#### REQUIRED TASK
Return every line of the listing below exactly as it appears.

#### SOURCE DATA
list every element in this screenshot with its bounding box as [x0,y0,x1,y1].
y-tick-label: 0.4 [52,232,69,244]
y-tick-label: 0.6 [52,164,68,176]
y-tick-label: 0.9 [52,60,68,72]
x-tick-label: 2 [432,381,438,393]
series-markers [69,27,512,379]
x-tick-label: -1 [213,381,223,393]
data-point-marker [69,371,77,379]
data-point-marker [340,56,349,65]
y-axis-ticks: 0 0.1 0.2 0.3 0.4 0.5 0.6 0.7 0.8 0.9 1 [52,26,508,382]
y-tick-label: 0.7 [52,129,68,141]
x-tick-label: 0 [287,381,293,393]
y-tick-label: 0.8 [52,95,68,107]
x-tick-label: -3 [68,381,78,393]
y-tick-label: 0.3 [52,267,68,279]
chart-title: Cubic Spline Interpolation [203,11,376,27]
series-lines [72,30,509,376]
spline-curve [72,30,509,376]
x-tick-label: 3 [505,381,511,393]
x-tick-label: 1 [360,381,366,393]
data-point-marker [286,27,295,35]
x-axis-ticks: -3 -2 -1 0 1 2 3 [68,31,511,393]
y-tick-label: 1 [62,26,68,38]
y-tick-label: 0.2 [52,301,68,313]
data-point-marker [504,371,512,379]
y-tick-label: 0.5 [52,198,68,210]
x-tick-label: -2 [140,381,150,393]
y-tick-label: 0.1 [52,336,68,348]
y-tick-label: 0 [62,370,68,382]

#### THE RESPONSE
list every element in this screenshot with its bounding box as [x0,y0,x1,y1].
y-tick-label: 0.4 [52,232,69,244]
y-tick-label: 0.6 [52,164,68,176]
y-tick-label: 0.9 [52,60,68,72]
x-tick-label: 2 [432,381,438,393]
series-markers [69,27,512,379]
x-tick-label: -1 [213,381,223,393]
data-point-marker [69,371,77,379]
data-point-marker [340,56,349,65]
y-axis-ticks: 0 0.1 0.2 0.3 0.4 0.5 0.6 0.7 0.8 0.9 1 [52,26,508,382]
y-tick-label: 0.7 [52,129,68,141]
x-tick-label: 0 [287,381,293,393]
y-tick-label: 0.8 [52,95,68,107]
x-tick-label: -3 [68,381,78,393]
y-tick-label: 0.3 [52,267,68,279]
chart-title: Cubic Spline Interpolation [203,11,376,27]
series-lines [72,30,509,376]
spline-curve [72,30,509,376]
x-tick-label: 3 [505,381,511,393]
x-tick-label: 1 [360,381,366,393]
data-point-marker [286,27,295,35]
x-axis-ticks: -3 -2 -1 0 1 2 3 [68,31,511,393]
y-tick-label: 1 [62,26,68,38]
y-tick-label: 0.2 [52,301,68,313]
data-point-marker [504,371,512,379]
y-tick-label: 0.5 [52,198,68,210]
x-tick-label: -2 [140,381,150,393]
y-tick-label: 0.1 [52,336,68,348]
y-tick-label: 0 [62,370,68,382]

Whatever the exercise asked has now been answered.